*AIM*
Quote the lines verbatim, from the one containing "x-tick-label: 8 [628,1875,640,1900]" through the one containing "chart-plot-area: 0.000 0.002 0.004 0.006 0.008 0.010".
********
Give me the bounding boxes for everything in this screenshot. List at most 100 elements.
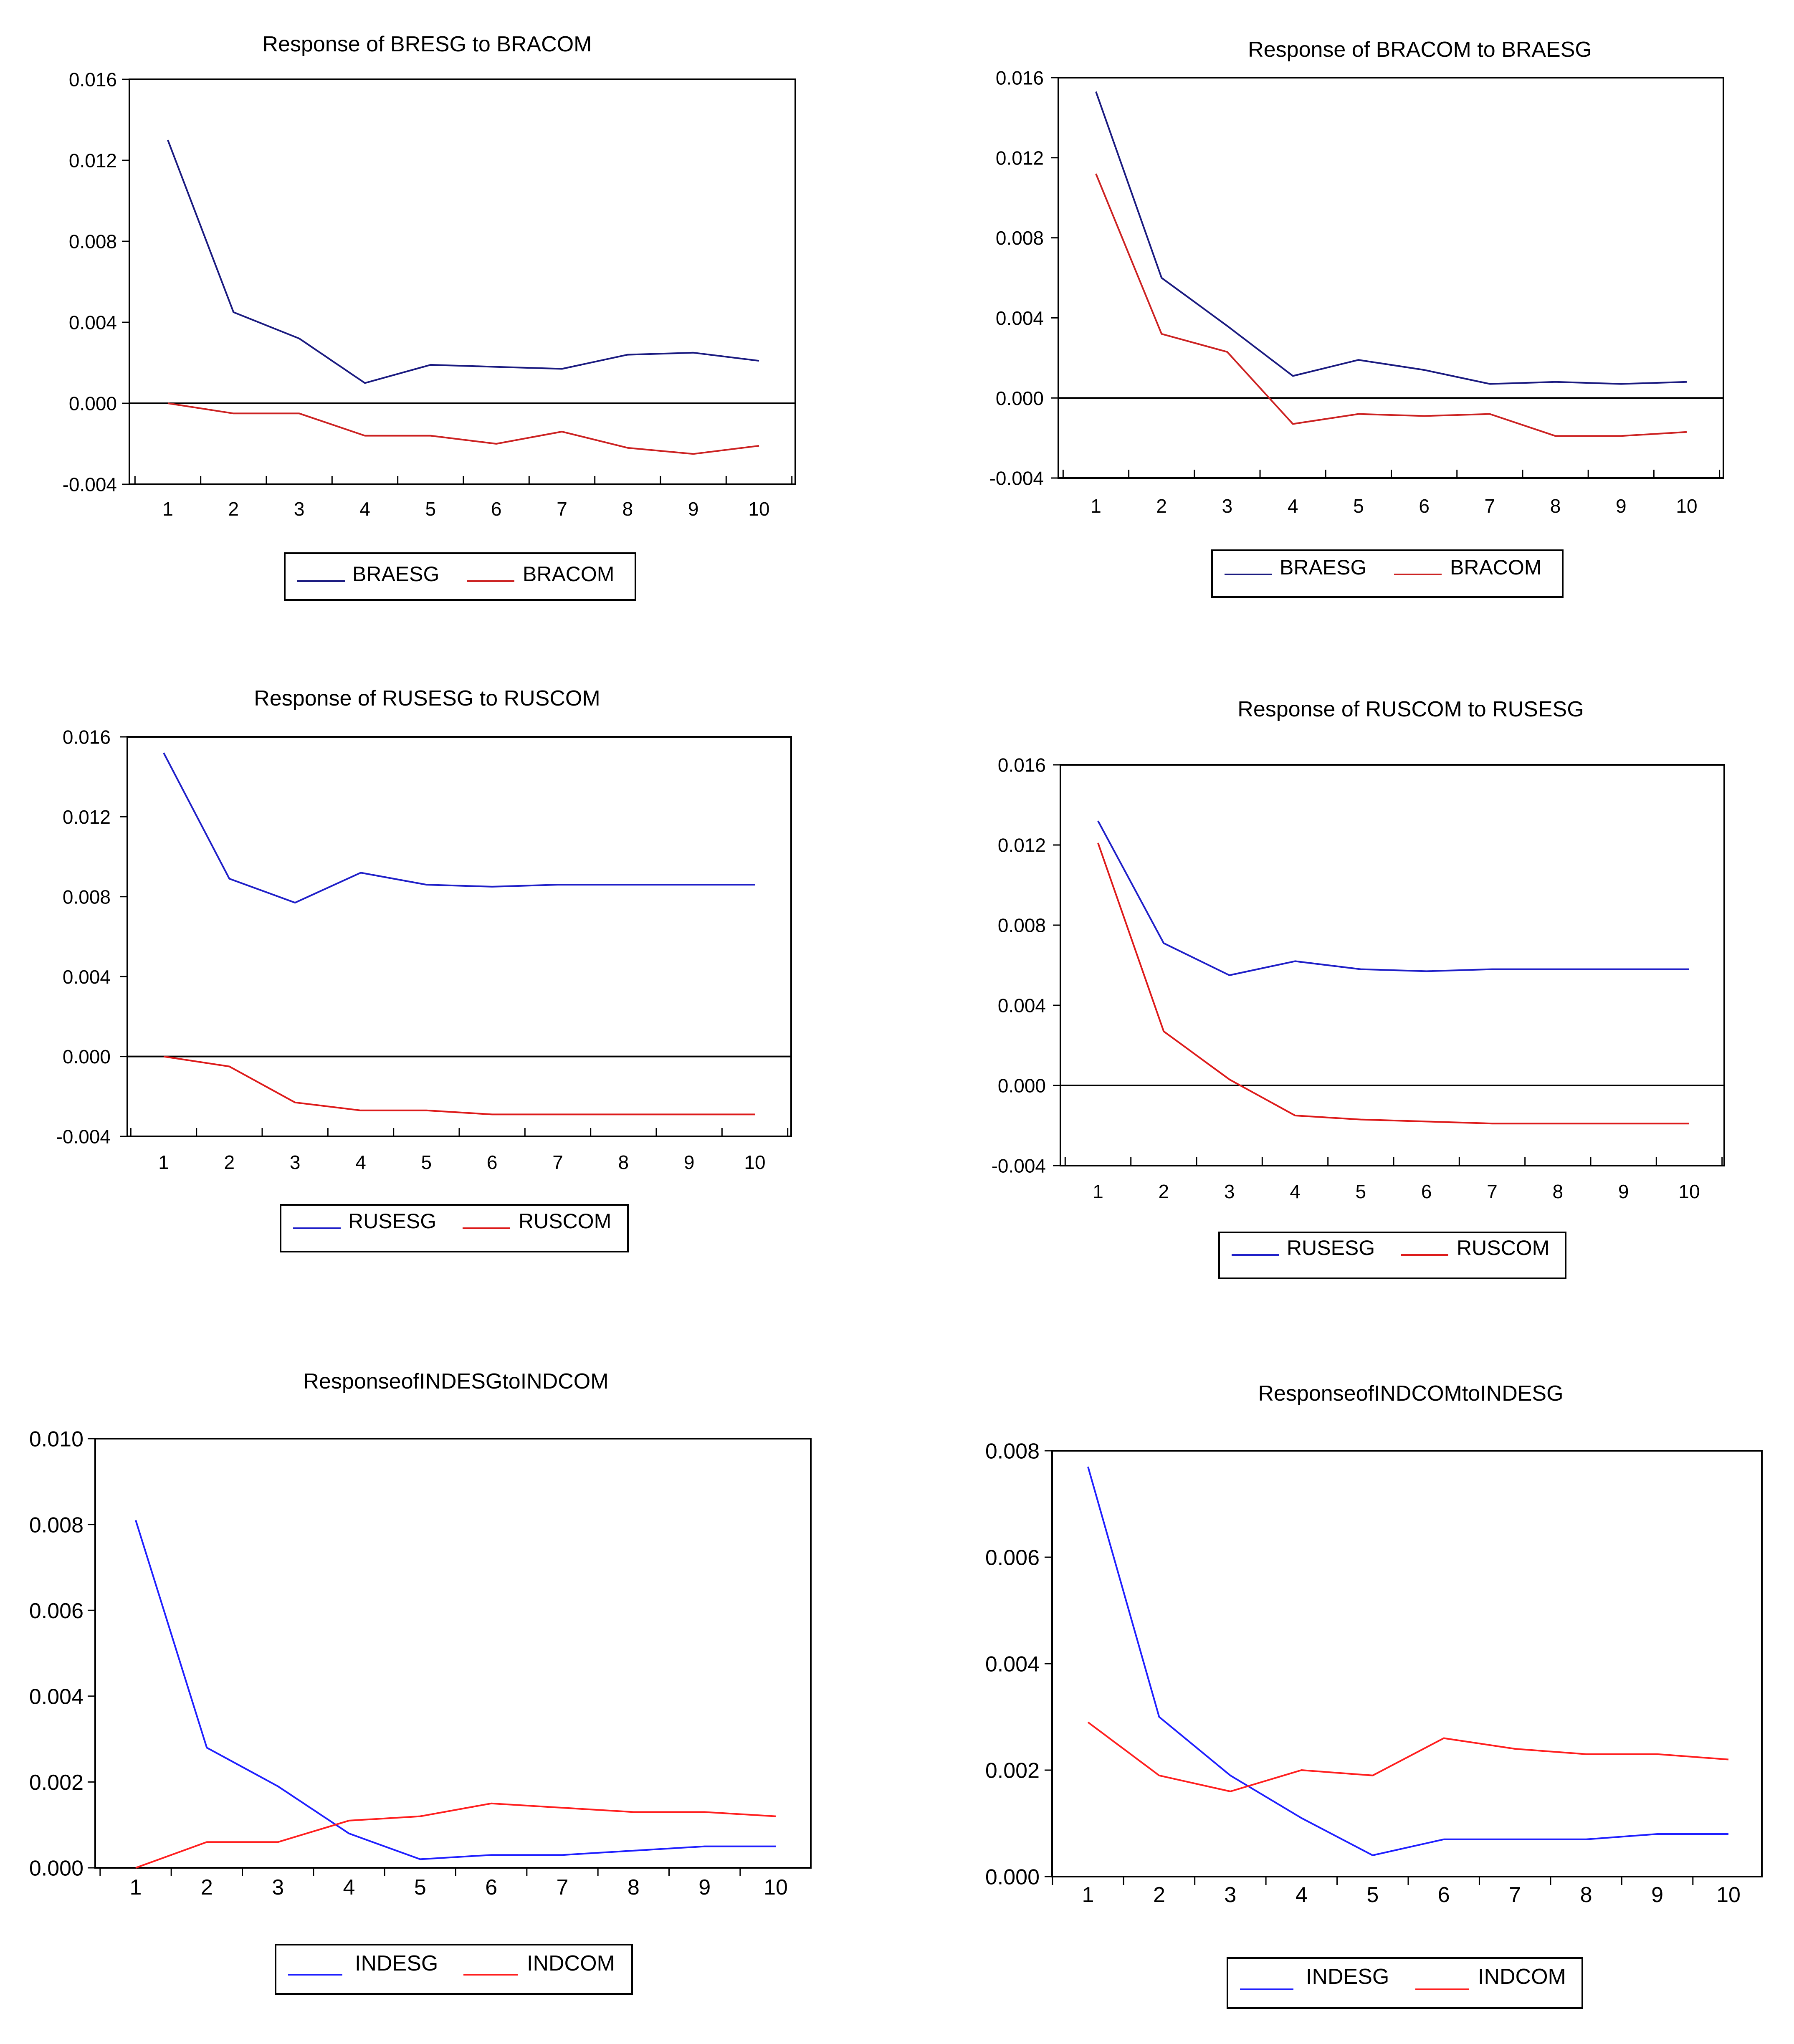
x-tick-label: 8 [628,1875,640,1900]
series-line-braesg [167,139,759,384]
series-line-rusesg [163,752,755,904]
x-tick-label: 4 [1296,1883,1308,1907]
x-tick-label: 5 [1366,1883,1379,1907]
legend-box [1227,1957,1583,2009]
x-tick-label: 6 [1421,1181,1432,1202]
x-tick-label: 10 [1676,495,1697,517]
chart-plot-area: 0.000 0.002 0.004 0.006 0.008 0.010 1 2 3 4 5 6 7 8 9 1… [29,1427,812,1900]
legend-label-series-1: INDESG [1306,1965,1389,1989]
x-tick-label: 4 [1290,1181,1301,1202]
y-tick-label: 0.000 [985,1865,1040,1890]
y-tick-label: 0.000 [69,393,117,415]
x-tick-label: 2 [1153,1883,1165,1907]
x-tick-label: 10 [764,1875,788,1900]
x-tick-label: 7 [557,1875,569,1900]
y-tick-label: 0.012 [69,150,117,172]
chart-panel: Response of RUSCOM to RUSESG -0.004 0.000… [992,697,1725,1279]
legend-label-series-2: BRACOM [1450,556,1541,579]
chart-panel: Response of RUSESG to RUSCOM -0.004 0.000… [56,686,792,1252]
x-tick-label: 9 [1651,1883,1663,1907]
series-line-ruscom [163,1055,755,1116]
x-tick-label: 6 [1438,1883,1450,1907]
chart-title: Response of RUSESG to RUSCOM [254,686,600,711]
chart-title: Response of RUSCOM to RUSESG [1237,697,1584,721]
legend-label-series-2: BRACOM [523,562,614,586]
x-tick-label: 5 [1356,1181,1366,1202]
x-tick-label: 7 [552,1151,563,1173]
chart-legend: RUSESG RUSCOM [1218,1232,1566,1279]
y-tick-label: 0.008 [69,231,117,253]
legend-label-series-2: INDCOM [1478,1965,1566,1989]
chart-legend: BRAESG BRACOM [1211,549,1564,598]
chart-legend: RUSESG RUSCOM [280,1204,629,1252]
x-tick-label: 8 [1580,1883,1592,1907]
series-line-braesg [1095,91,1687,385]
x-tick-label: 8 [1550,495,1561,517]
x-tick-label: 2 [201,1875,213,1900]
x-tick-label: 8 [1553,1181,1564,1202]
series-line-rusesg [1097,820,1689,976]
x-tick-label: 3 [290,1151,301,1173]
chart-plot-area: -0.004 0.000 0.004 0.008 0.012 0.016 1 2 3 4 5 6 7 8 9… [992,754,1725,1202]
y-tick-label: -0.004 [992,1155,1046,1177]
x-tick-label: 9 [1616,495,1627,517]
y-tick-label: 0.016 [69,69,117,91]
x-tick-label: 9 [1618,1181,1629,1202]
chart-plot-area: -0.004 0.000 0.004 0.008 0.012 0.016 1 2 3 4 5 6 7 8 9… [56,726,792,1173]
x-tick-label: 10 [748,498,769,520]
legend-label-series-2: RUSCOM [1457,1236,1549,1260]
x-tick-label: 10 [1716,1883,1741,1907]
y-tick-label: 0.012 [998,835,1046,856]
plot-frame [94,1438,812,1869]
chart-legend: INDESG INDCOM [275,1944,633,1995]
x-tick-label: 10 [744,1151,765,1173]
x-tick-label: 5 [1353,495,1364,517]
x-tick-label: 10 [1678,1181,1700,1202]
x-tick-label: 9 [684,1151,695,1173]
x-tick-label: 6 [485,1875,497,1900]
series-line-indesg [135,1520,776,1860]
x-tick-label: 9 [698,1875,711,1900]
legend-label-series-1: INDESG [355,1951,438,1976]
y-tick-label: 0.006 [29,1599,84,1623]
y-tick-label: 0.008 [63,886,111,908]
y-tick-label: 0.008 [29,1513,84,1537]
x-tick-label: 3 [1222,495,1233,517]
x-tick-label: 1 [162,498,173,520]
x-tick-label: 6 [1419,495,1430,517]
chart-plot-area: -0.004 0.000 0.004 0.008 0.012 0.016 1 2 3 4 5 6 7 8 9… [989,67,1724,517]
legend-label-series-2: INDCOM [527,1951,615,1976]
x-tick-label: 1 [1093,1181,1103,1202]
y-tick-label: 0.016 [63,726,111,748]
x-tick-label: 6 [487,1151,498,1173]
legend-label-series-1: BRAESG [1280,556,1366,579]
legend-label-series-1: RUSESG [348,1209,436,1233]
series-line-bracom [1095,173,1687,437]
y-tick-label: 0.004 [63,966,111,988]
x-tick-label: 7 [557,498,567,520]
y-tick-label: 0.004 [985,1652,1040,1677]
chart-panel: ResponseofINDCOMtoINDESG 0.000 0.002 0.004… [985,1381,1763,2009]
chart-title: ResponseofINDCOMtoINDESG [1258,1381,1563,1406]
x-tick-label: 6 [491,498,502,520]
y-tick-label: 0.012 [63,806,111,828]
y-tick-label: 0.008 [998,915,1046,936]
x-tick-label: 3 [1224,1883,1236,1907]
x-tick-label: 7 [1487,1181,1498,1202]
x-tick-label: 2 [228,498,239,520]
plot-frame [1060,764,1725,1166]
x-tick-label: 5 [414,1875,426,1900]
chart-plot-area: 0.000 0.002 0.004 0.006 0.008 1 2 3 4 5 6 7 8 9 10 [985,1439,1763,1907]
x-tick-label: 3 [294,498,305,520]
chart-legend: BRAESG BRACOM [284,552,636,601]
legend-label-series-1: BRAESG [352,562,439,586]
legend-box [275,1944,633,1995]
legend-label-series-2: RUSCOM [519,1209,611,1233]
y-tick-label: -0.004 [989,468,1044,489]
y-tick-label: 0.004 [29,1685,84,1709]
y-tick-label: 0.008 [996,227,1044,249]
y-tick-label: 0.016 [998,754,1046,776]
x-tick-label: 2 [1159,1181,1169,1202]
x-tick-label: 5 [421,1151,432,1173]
********
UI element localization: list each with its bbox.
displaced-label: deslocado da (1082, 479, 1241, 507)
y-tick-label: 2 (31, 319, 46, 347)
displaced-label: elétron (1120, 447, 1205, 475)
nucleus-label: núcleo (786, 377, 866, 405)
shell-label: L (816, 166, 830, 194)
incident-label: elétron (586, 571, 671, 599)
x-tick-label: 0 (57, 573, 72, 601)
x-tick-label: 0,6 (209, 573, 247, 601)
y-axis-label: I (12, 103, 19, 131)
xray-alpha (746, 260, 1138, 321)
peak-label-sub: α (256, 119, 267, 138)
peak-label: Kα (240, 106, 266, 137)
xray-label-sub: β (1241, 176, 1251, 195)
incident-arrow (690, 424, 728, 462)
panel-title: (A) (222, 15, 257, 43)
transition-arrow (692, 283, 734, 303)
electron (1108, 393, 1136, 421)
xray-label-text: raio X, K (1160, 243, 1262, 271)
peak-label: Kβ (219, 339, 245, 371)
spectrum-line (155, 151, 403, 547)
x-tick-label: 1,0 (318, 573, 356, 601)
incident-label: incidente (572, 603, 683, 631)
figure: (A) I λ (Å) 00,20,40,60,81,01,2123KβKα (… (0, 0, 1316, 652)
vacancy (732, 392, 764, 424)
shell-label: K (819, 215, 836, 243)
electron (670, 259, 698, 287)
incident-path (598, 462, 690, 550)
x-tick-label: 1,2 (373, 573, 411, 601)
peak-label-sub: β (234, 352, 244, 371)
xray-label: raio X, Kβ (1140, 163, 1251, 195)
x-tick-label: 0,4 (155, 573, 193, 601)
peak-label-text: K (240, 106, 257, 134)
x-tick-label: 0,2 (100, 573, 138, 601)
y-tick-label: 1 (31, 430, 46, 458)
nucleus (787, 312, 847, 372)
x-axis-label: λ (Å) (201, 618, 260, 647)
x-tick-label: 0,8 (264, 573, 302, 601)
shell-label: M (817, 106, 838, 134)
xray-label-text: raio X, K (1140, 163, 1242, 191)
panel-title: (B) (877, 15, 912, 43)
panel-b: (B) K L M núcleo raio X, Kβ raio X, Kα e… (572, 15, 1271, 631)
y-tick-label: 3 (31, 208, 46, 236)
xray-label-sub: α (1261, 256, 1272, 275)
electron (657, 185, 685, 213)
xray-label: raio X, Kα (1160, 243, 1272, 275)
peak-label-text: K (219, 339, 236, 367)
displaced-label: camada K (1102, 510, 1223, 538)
********
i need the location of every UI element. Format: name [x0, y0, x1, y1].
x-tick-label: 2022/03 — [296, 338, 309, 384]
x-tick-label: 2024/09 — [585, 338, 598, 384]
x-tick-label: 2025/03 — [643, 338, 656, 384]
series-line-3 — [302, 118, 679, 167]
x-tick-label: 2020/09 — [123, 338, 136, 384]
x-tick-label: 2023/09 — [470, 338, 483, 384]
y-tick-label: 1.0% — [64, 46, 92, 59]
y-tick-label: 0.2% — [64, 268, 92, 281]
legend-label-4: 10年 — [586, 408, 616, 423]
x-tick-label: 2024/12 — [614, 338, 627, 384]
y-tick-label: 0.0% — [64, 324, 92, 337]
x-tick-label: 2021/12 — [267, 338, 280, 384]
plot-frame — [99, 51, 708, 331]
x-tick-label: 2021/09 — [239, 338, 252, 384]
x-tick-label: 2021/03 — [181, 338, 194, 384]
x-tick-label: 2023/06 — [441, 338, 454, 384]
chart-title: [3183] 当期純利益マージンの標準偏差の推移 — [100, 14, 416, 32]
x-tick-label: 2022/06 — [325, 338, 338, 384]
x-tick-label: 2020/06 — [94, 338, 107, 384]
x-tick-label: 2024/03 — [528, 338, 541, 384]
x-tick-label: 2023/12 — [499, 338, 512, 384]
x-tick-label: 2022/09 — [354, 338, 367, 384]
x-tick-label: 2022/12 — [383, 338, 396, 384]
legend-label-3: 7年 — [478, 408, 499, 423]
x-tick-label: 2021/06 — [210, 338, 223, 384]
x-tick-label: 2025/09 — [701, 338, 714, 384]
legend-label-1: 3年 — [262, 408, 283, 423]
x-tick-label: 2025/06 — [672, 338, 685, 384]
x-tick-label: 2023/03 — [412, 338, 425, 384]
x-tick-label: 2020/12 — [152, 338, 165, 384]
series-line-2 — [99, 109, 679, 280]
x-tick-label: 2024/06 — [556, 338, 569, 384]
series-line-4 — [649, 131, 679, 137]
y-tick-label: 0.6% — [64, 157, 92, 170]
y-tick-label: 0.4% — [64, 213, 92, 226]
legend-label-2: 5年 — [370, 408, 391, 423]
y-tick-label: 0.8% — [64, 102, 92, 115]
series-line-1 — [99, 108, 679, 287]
********
*RIGHT ANSWER*
x-tick-label: 8 [628,1875,640,1900]
series-line-braesg [167,139,759,384]
series-line-rusesg [163,752,755,904]
x-tick-label: 4 [1296,1883,1308,1907]
x-tick-label: 5 [1366,1883,1379,1907]
legend-box [1227,1957,1583,2009]
x-tick-label: 6 [1421,1181,1432,1202]
x-tick-label: 10 [1676,495,1697,517]
chart-plot-area: 0.000 0.002 0.004 0.006 0.008 0.010 1 2 3 4 5 6 7 8 9 1… [29,1427,812,1900]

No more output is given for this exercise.